• **Goal of the exercise**
Using the material below, copy every line where "меню" appears.

________________________

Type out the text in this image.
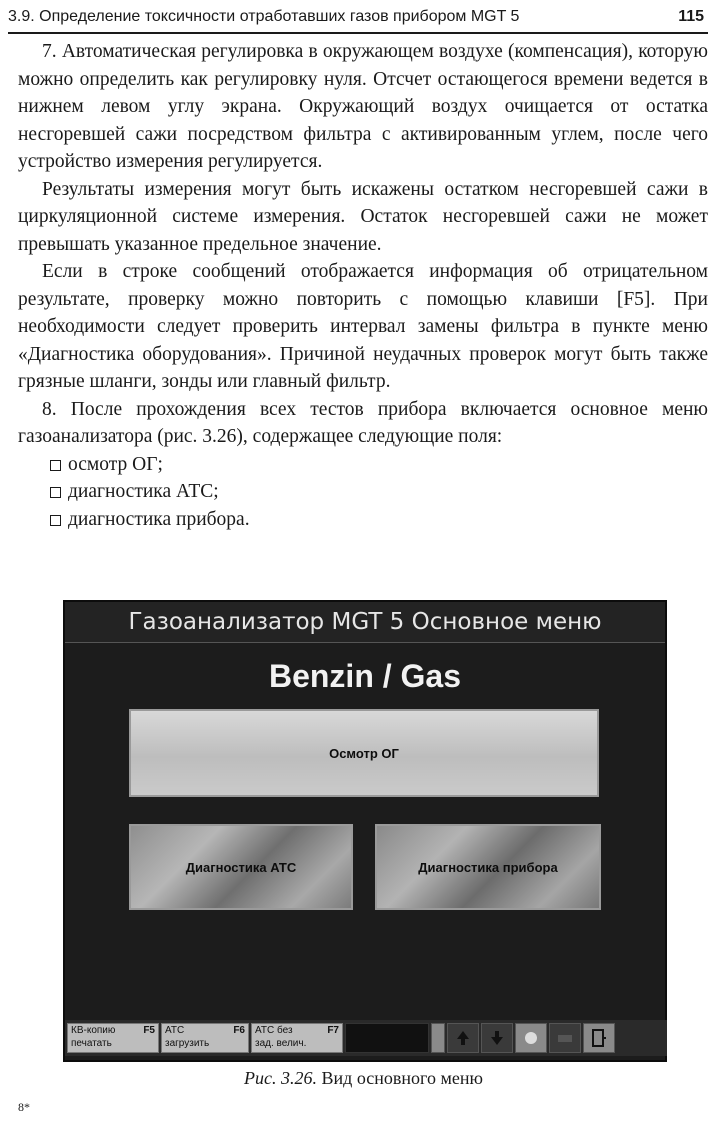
3.9. Определение токсичности отработавших газов прибором MGT 5	115

7. Автоматическая регулировка в окружающем воздухе (компенсация), которую можно определить как регулировку нуля. Отсчет остающегося времени ведется в нижнем левом углу экрана. Окружающий воздух очищается от остатка несгоревшей сажи посредством фильтра с активированным углем, после чего устройство измерения регулируется.

Результаты измерения могут быть искажены остатком несгоревшей сажи в циркуляционной системе измерения. Остаток несгоревшей сажи не может превышать указанное предельное значение.

Если в строке сообщений отображается информация об отрицательном результате, проверку можно повторить с помощью клавиши [F5]. При необходимости следует проверить интервал замены фильтра в пункте меню «Диагностика оборудования». Причиной неудачных проверок могут быть также грязные шланги, зонды или главный фильтр.

8. После прохождения всех тестов прибора включается основное меню газоанализатора (рис. 3.26), содержащее следующие поля:

осмотр ОГ;
диагностика АТС;
диагностика прибора.
Газоанализатор MGT 5 Основное меню
Benzin / Gas
Осмотр ОГ
Диагностика АТС	Диагностика прибора
КВ-копию	F5
печатать
АТС	F6
загрузить
АТС без	F7
зад. велич.
Рис. 3.26. Вид основного меню
8*
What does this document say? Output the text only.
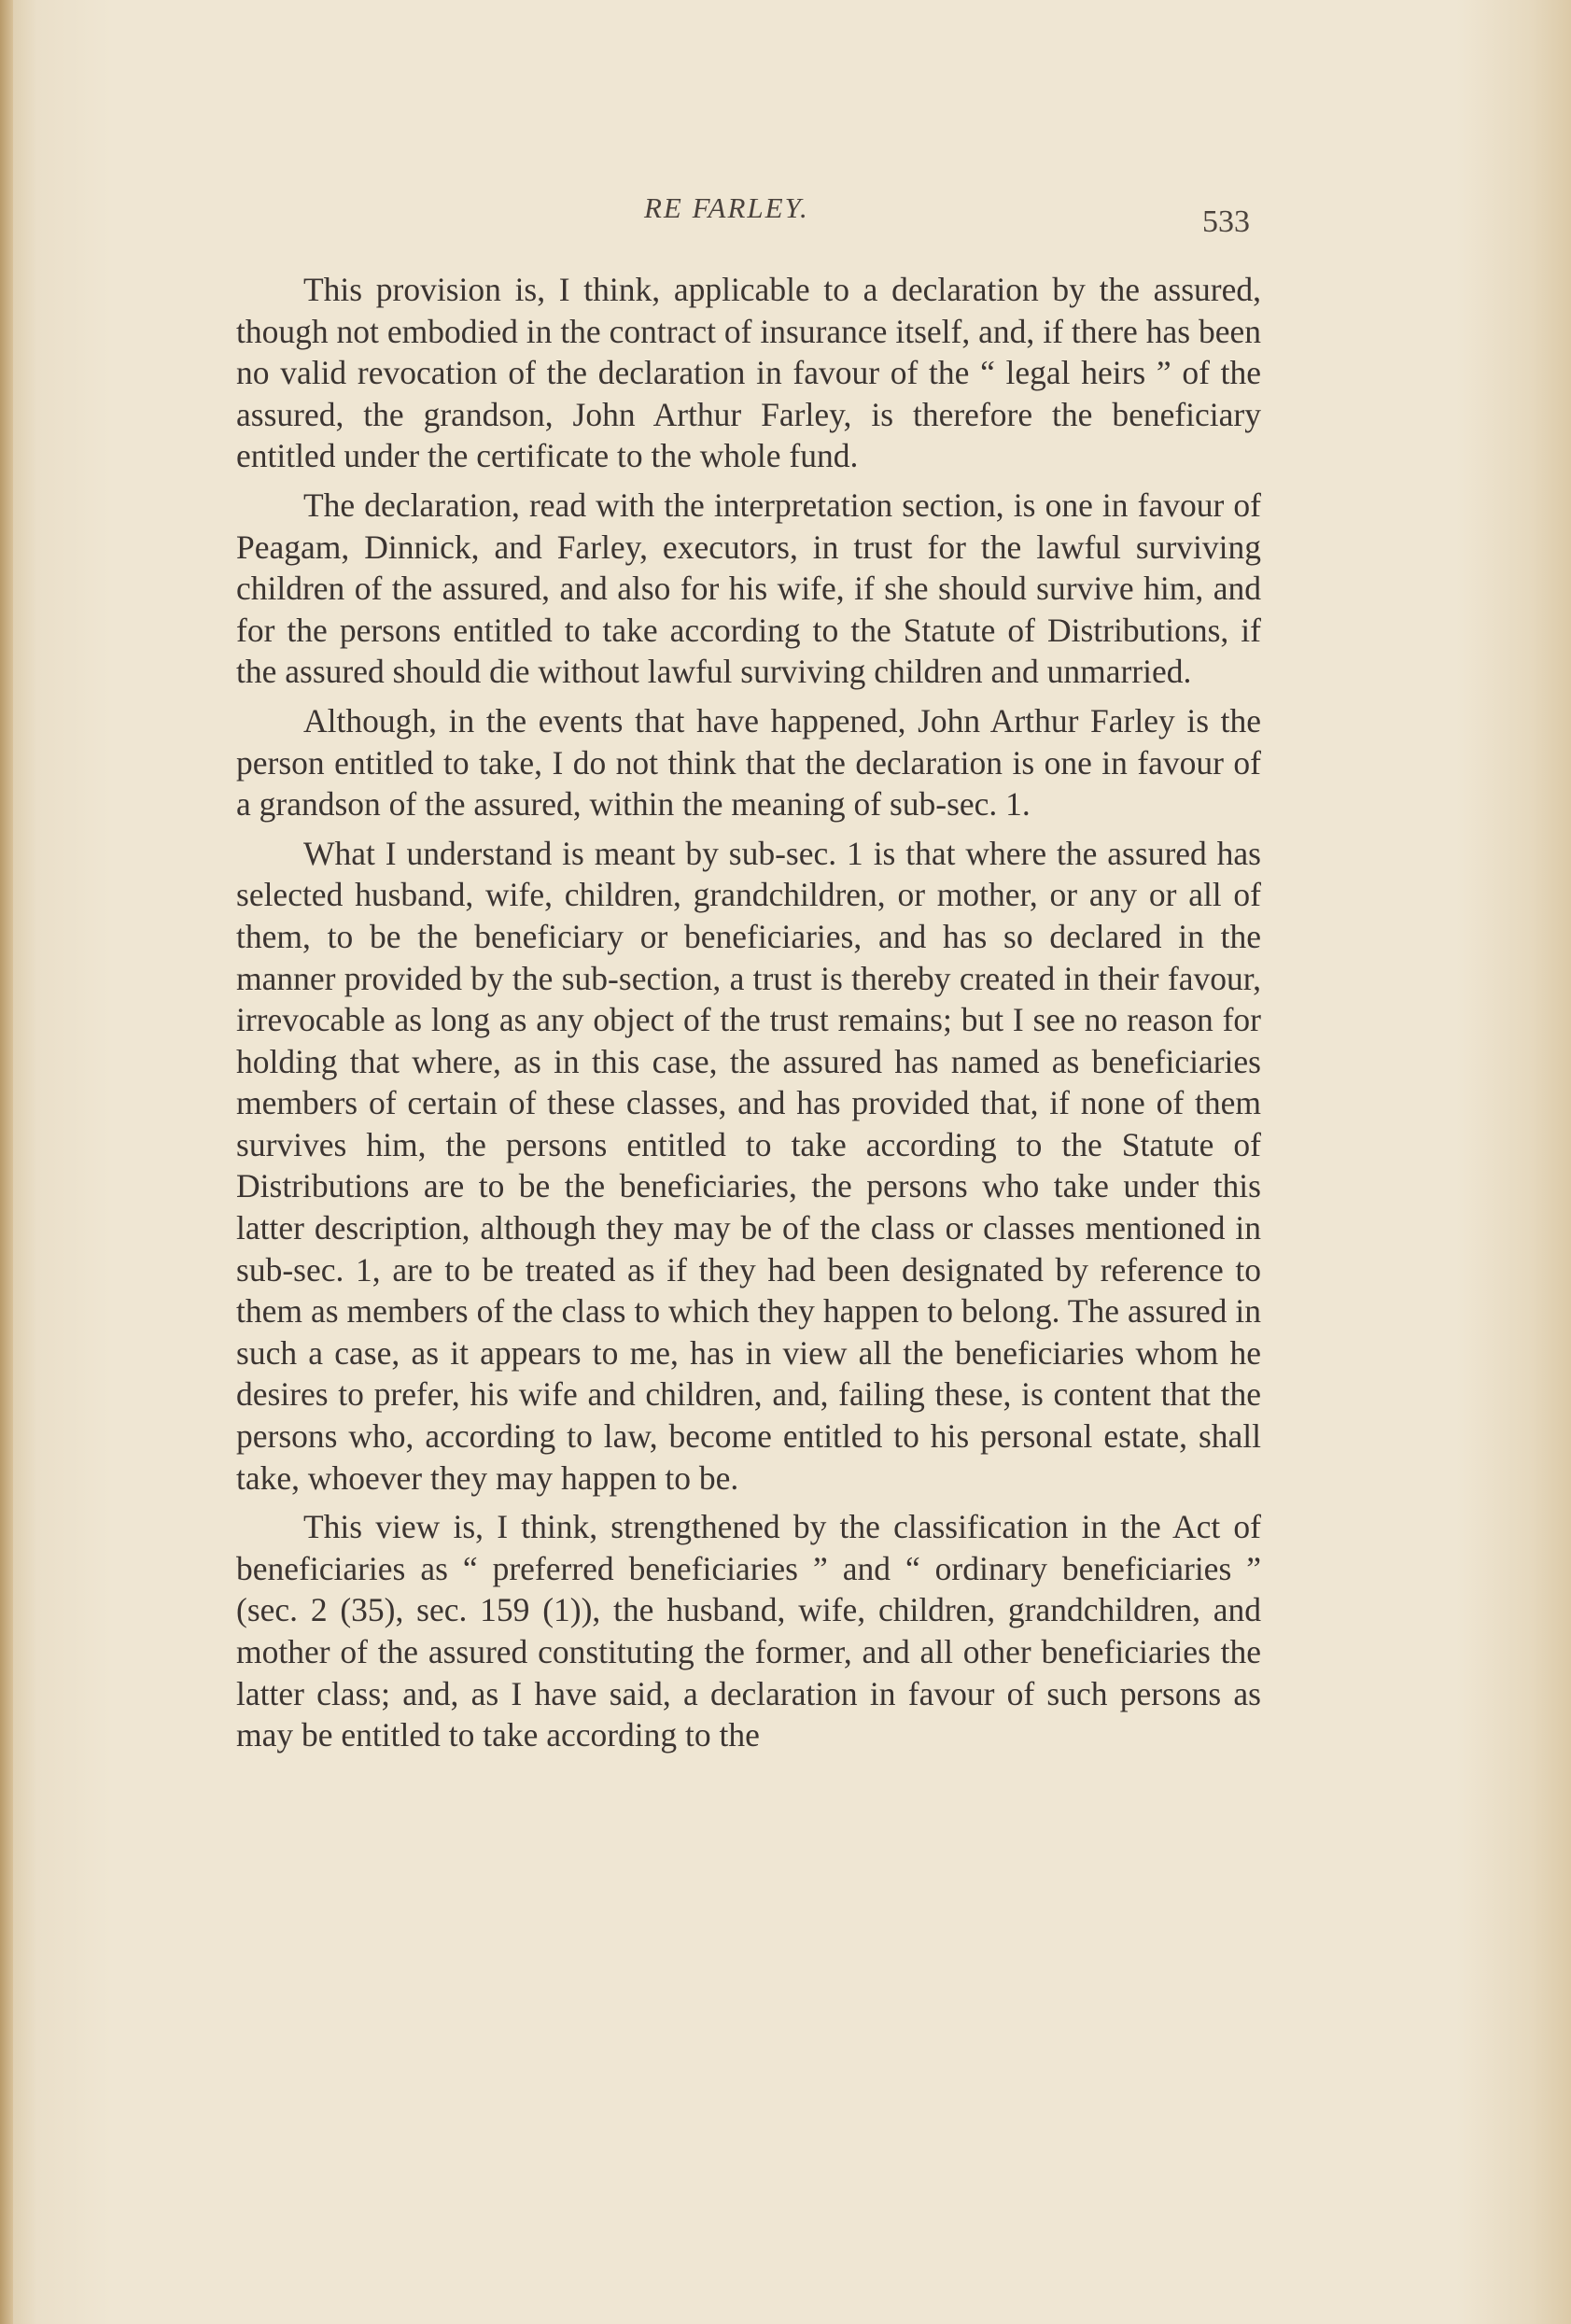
RE FARLEY.	533

This provision is, I think, applicable to a declaration by the assured, though not embodied in the contract of insurance itself, and, if there has been no valid revocation of the declaration in favour of the “ legal heirs ” of the assured, the grandson, John Arthur Farley, is therefore the beneficiary entitled under the certificate to the whole fund.

The declaration, read with the interpretation section, is one in favour of Peagam, Dinnick, and Farley, executors, in trust for the lawful surviving children of the assured, and also for his wife, if she should survive him, and for the persons entitled to take according to the Statute of Distributions, if the assured should die without lawful surviving children and unmarried.

Although, in the events that have happened, John Arthur Farley is the person entitled to take, I do not think that the declaration is one in favour of a grandson of the assured, within the meaning of sub-sec. 1.

What I understand is meant by sub-sec. 1 is that where the assured has selected husband, wife, children, grandchildren, or mother, or any or all of them, to be the beneficiary or beneficiaries, and has so declared in the manner provided by the sub-section, a trust is thereby created in their favour, irrevocable as long as any object of the trust remains; but I see no reason for holding that where, as in this case, the assured has named as beneficiaries members of certain of these classes, and has provided that, if none of them survives him, the persons entitled to take according to the Statute of Distributions are to be the beneficiaries, the persons who take under this latter description, although they may be of the class or classes mentioned in sub-sec. 1, are to be treated as if they had been designated by reference to them as members of the class to which they happen to belong. The assured in such a case, as it appears to me, has in view all the beneficiaries whom he desires to prefer, his wife and children, and, failing these, is content that the persons who, according to law, become entitled to his personal estate, shall take, whoever they may happen to be.

This view is, I think, strengthened by the classification in the Act of beneficiaries as “ preferred beneficiaries ” and “ ordinary beneficiaries ” (sec. 2 (35), sec. 159 (1)), the husband, wife, children, grandchildren, and mother of the assured constituting the former, and all other beneficiaries the latter class; and, as I have said, a declaration in favour of such persons as may be entitled to take according to the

________________________

• **Exercise response**
Если в строке сообщений отображается информация об отрицательном результате, проверку можно повторить с помощью клавиши [F5]. При необходимости следует проверить интервал замены фильтра в пункте меню «Диагностика оборудования». Причиной неудачных проверок могут быть также грязные шланги, зонды или главный фильтр.
8. После прохождения всех тестов прибора включается основное меню газоанализатора (рис. 3.26), содержащее следующие поля:
Газоанализатор MGT 5 Основное меню
Рис. 3.26. Вид основного меню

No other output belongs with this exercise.